[Dataset records]
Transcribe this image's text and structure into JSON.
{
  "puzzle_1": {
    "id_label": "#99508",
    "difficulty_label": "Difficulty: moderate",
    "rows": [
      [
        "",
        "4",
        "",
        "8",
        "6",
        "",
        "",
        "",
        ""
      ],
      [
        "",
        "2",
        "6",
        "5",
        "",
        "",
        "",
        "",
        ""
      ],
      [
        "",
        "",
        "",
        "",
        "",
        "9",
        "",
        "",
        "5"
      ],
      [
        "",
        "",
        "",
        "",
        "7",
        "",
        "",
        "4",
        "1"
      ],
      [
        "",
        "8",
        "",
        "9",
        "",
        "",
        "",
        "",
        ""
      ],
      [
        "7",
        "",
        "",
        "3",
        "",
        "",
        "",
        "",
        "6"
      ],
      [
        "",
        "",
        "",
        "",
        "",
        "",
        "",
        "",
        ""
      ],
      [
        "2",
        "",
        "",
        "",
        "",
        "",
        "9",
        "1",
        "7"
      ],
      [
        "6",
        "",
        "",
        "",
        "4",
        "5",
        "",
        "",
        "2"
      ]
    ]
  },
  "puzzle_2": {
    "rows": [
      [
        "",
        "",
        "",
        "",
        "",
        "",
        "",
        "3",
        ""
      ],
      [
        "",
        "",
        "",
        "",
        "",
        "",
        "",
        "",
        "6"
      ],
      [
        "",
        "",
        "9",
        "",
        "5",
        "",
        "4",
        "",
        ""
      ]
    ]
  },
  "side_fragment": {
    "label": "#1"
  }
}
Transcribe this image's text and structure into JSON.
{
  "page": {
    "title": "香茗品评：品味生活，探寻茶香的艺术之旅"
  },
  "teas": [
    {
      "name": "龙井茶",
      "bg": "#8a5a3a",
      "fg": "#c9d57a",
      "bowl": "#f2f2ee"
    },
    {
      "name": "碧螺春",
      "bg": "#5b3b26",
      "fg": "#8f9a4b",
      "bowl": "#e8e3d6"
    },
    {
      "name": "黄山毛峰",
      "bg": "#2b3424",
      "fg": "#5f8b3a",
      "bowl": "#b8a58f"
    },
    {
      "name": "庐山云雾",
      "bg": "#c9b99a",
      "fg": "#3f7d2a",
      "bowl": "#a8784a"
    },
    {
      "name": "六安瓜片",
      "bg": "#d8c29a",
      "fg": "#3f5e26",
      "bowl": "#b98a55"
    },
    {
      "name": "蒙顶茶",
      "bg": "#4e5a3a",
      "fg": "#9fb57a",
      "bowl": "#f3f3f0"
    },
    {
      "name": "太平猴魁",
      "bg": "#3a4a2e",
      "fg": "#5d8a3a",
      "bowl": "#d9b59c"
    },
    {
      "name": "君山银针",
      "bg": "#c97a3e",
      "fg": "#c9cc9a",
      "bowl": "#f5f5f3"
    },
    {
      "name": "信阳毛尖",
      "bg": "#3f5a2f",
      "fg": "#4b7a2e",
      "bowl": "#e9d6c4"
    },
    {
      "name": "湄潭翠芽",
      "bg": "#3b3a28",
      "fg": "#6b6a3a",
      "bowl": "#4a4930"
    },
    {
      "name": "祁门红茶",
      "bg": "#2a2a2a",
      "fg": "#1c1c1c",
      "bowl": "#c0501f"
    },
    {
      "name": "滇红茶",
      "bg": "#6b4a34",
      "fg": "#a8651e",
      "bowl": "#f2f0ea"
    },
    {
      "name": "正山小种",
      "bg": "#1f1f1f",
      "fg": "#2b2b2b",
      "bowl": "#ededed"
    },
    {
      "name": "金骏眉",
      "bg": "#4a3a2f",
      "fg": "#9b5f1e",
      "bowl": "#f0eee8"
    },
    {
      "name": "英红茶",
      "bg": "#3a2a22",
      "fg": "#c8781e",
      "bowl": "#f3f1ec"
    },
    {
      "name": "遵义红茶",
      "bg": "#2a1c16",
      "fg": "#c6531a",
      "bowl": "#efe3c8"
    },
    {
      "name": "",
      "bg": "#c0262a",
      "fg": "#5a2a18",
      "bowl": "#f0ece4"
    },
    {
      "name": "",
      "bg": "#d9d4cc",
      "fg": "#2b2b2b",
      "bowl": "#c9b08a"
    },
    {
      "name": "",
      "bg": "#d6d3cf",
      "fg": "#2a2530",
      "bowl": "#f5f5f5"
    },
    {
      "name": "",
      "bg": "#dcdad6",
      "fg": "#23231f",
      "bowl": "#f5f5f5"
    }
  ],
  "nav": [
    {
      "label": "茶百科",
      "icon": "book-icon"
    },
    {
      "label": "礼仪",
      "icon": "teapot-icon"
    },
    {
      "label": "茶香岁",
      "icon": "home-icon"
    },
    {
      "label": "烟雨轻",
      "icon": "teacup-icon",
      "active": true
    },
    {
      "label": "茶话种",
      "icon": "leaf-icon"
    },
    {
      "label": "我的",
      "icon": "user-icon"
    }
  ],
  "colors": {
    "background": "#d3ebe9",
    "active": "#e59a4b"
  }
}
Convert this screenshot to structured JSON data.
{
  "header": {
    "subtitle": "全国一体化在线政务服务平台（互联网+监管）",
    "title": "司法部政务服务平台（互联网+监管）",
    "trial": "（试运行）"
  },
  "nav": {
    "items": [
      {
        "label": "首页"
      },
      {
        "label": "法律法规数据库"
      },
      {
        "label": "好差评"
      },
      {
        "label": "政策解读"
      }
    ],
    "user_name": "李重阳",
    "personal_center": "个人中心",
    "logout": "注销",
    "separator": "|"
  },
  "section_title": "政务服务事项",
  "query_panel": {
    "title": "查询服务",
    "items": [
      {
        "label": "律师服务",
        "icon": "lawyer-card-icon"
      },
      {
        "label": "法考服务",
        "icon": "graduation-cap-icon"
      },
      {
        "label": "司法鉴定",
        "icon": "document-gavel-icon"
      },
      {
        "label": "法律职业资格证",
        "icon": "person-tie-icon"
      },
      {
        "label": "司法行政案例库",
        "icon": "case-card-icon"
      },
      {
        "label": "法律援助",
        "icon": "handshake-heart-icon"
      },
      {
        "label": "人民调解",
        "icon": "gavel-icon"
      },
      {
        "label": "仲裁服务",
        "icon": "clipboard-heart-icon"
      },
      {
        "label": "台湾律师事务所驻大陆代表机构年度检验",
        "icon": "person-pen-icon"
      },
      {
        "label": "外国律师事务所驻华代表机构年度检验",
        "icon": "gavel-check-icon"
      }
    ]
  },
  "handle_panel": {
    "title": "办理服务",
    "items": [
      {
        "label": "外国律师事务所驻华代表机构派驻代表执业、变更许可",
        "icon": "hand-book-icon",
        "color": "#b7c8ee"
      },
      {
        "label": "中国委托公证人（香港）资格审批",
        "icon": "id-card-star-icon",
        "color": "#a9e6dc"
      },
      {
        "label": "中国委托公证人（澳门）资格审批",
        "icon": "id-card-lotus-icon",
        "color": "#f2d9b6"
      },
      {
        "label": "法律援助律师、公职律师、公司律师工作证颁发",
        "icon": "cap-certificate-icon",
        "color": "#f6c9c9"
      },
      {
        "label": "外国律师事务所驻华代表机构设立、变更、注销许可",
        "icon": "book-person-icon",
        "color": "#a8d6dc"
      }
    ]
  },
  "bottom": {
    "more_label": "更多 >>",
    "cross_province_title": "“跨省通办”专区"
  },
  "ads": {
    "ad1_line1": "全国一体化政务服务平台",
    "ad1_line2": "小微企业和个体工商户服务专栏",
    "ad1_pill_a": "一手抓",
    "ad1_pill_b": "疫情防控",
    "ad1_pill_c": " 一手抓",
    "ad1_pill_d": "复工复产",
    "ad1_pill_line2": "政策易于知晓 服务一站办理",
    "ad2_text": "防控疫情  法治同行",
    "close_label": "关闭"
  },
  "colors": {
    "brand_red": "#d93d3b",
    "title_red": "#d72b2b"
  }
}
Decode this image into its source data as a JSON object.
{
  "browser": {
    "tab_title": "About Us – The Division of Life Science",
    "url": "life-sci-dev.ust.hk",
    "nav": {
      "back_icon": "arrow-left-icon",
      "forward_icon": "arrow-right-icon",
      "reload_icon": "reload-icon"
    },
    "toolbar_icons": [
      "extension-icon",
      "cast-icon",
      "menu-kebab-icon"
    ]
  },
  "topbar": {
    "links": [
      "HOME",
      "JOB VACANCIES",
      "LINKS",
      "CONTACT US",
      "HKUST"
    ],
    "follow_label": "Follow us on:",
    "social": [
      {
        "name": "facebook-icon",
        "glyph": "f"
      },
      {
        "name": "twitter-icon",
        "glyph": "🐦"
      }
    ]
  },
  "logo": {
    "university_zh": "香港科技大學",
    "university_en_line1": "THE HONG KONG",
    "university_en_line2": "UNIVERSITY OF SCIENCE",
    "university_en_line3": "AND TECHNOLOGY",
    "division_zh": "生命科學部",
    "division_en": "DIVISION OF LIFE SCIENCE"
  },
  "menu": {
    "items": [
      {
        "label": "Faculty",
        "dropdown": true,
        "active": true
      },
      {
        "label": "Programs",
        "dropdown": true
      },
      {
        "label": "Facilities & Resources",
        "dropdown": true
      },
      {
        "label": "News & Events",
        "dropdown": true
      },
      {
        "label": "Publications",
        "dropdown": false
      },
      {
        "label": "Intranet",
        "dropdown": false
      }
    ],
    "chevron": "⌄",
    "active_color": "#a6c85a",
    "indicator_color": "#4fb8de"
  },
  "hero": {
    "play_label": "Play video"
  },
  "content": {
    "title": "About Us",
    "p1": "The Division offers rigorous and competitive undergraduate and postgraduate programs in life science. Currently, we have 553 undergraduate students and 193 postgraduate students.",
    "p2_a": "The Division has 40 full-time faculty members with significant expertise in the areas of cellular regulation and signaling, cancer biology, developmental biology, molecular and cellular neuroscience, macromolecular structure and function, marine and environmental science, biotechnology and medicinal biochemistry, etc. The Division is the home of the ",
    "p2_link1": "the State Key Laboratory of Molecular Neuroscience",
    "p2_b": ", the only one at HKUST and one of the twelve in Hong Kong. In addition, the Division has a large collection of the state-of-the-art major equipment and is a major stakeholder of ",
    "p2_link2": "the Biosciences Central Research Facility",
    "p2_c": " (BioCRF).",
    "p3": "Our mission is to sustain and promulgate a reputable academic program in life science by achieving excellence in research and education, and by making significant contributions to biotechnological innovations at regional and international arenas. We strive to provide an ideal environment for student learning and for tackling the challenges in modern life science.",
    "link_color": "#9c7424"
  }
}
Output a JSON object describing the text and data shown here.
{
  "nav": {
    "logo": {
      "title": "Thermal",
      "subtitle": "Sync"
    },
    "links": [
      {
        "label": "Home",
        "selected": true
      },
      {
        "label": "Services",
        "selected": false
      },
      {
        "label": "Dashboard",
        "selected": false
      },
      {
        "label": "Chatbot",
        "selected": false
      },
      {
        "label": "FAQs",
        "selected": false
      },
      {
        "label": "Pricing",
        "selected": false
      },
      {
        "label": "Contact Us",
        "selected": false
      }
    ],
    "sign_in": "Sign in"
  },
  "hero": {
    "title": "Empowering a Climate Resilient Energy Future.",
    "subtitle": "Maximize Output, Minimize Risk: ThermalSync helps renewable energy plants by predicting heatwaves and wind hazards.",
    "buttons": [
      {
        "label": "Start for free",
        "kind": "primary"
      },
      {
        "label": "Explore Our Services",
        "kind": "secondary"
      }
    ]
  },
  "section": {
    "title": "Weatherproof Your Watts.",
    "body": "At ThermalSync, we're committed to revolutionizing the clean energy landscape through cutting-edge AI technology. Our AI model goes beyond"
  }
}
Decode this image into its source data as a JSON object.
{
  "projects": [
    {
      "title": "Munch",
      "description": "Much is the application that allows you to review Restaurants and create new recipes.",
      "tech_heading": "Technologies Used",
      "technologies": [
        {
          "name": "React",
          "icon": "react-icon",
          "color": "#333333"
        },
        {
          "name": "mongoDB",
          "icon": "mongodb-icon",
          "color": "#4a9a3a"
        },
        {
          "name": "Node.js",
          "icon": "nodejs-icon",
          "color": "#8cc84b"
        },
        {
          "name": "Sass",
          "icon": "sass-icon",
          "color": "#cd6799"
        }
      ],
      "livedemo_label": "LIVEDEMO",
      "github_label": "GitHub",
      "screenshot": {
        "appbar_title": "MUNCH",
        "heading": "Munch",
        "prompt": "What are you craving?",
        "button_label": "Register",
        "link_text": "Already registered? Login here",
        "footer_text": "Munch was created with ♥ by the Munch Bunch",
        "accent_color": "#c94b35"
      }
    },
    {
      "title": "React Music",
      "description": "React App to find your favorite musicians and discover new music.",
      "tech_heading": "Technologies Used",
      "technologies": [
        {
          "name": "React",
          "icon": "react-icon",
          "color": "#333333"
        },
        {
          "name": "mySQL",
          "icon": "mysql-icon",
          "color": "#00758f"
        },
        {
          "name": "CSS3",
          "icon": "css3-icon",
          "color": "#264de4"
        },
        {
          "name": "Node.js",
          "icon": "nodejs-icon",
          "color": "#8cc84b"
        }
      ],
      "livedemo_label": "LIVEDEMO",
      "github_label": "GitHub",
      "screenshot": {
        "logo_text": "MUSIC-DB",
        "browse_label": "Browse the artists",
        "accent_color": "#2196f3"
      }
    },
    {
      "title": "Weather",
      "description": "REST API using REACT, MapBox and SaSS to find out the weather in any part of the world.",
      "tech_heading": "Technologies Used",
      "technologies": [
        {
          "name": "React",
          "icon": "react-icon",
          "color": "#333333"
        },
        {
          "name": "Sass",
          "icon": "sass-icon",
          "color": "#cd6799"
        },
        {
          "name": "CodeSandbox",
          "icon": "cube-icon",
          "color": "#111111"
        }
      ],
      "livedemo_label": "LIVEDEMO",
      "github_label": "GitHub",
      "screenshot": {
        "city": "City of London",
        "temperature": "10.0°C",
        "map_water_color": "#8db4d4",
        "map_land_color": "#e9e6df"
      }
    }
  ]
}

[Goal] Reproduce each line of the material containing the word "here".

[Complete output]
Output a JSON object describing the text and data shown here.
        "link_text": "Already registered? Login here",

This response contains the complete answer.